■ Task:
Take down each entry exactly as written.

■ Data provided:
__________________________________________________

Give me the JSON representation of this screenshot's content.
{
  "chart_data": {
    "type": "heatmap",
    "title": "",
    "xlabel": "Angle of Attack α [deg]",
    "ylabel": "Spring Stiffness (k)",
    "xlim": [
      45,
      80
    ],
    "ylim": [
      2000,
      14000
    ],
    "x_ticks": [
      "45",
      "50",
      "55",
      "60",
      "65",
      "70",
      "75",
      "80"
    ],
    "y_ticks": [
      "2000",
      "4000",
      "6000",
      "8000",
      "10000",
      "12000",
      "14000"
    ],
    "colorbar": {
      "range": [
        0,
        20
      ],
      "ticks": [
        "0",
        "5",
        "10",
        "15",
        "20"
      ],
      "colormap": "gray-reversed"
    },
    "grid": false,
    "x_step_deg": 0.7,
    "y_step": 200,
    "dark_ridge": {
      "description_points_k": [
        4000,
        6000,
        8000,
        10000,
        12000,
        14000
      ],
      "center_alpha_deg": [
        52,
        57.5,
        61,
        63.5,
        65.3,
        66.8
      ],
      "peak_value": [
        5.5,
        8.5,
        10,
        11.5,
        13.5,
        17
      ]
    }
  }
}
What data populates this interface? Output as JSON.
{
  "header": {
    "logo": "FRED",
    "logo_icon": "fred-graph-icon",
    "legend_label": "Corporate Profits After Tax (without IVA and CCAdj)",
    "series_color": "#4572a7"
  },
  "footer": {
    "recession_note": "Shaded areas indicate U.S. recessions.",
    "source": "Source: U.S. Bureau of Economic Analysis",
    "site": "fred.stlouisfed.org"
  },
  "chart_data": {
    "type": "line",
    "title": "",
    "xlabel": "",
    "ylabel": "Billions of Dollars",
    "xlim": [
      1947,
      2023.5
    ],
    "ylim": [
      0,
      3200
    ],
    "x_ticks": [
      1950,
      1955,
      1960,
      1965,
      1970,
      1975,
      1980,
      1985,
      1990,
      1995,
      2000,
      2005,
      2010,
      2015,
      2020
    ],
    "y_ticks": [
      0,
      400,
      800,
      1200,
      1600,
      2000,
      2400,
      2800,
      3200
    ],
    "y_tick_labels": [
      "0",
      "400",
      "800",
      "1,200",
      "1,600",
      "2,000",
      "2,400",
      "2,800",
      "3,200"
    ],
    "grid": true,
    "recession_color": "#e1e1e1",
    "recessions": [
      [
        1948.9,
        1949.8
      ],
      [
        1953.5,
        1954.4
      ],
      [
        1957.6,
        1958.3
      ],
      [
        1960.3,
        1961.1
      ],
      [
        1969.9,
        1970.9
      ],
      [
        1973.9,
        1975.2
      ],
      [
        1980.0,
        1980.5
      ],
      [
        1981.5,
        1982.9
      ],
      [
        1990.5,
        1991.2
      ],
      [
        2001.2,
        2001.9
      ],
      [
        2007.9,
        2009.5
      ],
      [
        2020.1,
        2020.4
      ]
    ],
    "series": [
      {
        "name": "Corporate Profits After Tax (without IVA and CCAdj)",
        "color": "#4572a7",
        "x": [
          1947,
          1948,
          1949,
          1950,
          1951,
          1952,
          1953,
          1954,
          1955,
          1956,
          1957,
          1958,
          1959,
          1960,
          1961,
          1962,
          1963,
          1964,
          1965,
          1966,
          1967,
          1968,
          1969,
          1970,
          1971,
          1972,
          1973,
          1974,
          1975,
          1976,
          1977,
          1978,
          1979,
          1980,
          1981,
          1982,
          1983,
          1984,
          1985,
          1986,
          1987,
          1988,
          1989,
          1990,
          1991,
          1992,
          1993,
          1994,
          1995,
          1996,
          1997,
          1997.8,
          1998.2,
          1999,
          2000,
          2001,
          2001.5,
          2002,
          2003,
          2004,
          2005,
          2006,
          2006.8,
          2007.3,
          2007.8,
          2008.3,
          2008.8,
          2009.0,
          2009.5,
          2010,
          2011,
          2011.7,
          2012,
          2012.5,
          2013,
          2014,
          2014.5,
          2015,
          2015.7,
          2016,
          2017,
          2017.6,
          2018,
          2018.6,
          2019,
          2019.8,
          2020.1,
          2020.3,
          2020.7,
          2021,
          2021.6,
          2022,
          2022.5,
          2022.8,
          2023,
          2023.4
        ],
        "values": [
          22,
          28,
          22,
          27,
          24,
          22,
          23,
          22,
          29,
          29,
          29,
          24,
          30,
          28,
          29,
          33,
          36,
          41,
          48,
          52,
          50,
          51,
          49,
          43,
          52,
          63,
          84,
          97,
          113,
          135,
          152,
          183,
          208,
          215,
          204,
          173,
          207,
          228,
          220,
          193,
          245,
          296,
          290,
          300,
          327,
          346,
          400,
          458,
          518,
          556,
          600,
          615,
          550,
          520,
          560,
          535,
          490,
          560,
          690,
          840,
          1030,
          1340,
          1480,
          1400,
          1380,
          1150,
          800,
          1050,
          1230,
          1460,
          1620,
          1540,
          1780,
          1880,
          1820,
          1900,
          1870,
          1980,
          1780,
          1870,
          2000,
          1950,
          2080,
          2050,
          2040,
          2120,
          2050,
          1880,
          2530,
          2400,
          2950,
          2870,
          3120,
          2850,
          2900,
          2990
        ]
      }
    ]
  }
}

__________________________________________________

■ Result:
Give me the JSON representation of this screenshot's content.
{
  "chart_data": {
    "type": "heatmap",
    "title": "",
    "xlabel": "Angle of Attack α [deg]",
    "ylabel": "Spring Stiffness (k)",
    "xlim": [
      45,
      80
    ],
    "ylim": [
      2000,
      14000
    ],
    "x_ticks": [
      "45",
      "50",
      "55",
      "60",
      "65",
      "70",
      "75",
      "80"
    ],
    "y_ticks": [
      "2000",
      "4000",
      "6000",
      "8000",
      "10000",
      "12000",
      "14000"
    ],
    "colorbar": {
      "range": [
        0,
        20
      ],
      "ticks": [
        "0",
        "5",
        "10",
        "15",
        "20"
      ],
      "colormap": "gray-reversed"
    },
    "grid": false,
    "x_step_deg": 0.7,
    "y_step": 200,
    "dark_ridge": {
      "description_points_k": [
        4000,
        6000,
        8000,
        10000,
        12000,
        14000
      ],
      "center_alpha_deg": [
        52,
        57.5,
        61,
        63.5,
        65.3,
        66.8
      ],
      "peak_value": [
        5.5,
        8.5,
        10,
        11.5,
        13.5,
        17
      ]
    }
  }
}
What data populates this interface? Output as JSON.
{
  "header": {
    "logo": "FRED",
    "logo_icon": "fred-graph-icon",
    "legend_label": "Corporate Profits After Tax (without IVA and CCAdj)",
    "series_color": "#4572a7"
  },
  "footer": {
    "recession_note": "Shaded areas indicate U.S. recessions.",
    "source": "Source: U.S. Bureau of Economic Analysis",
    "site": "fred.stlouisfed.org"
  },
  "chart_data": {
    "type": "line",
    "title": "",
    "xlabel": "",
    "ylabel": "Billions of Dollars",
    "xlim": [
      1947,
      2023.5
    ],
    "ylim": [
      0,
      3200
    ],
    "x_ticks": [
      1950,
      1955,
      1960,
      1965,
      1970,
      1975,
      1980,
      1985,
      1990,
      1995,
      2000,
      2005,
      2010,
      2015,
      2020
    ],
    "y_ticks": [
      0,
      400,
      800,
      1200,
      1600,
      2000,
      2400,
      2800,
      3200
    ],
    "y_tick_labels": [
      "0",
      "400",
      "800",
      "1,200",
      "1,600",
      "2,000",
      "2,400",
      "2,800",
      "3,200"
    ],
    "grid": true,
    "recession_color": "#e1e1e1",
    "recessions": [
      [
        1948.9,
        1949.8
      ],
      [
        1953.5,
        1954.4
      ],
      [
        1957.6,
        1958.3
      ],
      [
        1960.3,
        1961.1
      ],
      [
        1969.9,
        1970.9
      ],
      [
        1973.9,
        1975.2
      ],
      [
        1980.0,
        1980.5
      ],
      [
        1981.5,
        1982.9
      ],
      [
        1990.5,
        1991.2
      ],
      [
        2001.2,
        2001.9
      ],
      [
        2007.9,
        2009.5
      ],
      [
        2020.1,
        2020.4
      ]
    ],
    "series": [
      {
        "name": "Corporate Profits After Tax (without IVA and CCAdj)",
        "color": "#4572a7",
        "x": [
          1947,
          1948,
          1949,
          1950,
          1951,
          1952,
          1953,
          1954,
          1955,
          1956,
          1957,
          1958,
          1959,
          1960,
          1961,
          1962,
          1963,
          1964,
          1965,
          1966,
          1967,
          1968,
          1969,
          1970,
          1971,
          1972,
          1973,
          1974,
          1975,
          1976,
          1977,
          1978,
          1979,
          1980,
          1981,
          1982,
          1983,
          1984,
          1985,
          1986,
          1987,
          1988,
          1989,
          1990,
          1991,
          1992,
          1993,
          1994,
          1995,
          1996,
          1997,
          1997.8,
          1998.2,
          1999,
          2000,
          2001,
          2001.5,
          2002,
          2003,
          2004,
          2005,
          2006,
          2006.8,
          2007.3,
          2007.8,
          2008.3,
          2008.8,
          2009.0,
          2009.5,
          2010,
          2011,
          2011.7,
          2012,
          2012.5,
          2013,
          2014,
          2014.5,
          2015,
          2015.7,
          2016,
          2017,
          2017.6,
          2018,
          2018.6,
          2019,
          2019.8,
          2020.1,
          2020.3,
          2020.7,
          2021,
          2021.6,
          2022,
          2022.5,
          2022.8,
          2023,
          2023.4
        ],
        "values": [
          22,
          28,
          22,
          27,
          24,
          22,
          23,
          22,
          29,
          29,
          29,
          24,
          30,
          28,
          29,
          33,
          36,
          41,
          48,
          52,
          50,
          51,
          49,
          43,
          52,
          63,
          84,
          97,
          113,
          135,
          152,
          183,
          208,
          215,
          204,
          173,
          207,
          228,
          220,
          193,
          245,
          296,
          290,
          300,
          327,
          346,
          400,
          458,
          518,
          556,
          600,
          615,
          550,
          520,
          560,
          535,
          490,
          560,
          690,
          840,
          1030,
          1340,
          1480,
          1400,
          1380,
          1150,
          800,
          1050,
          1230,
          1460,
          1620,
          1540,
          1780,
          1880,
          1820,
          1900,
          1870,
          1980,
          1780,
          1870,
          2000,
          1950,
          2080,
          2050,
          2040,
          2120,
          2050,
          1880,
          2530,
          2400,
          2950,
          2870,
          3120,
          2850,
          2900,
          2990
        ]
      }
    ]
  }
}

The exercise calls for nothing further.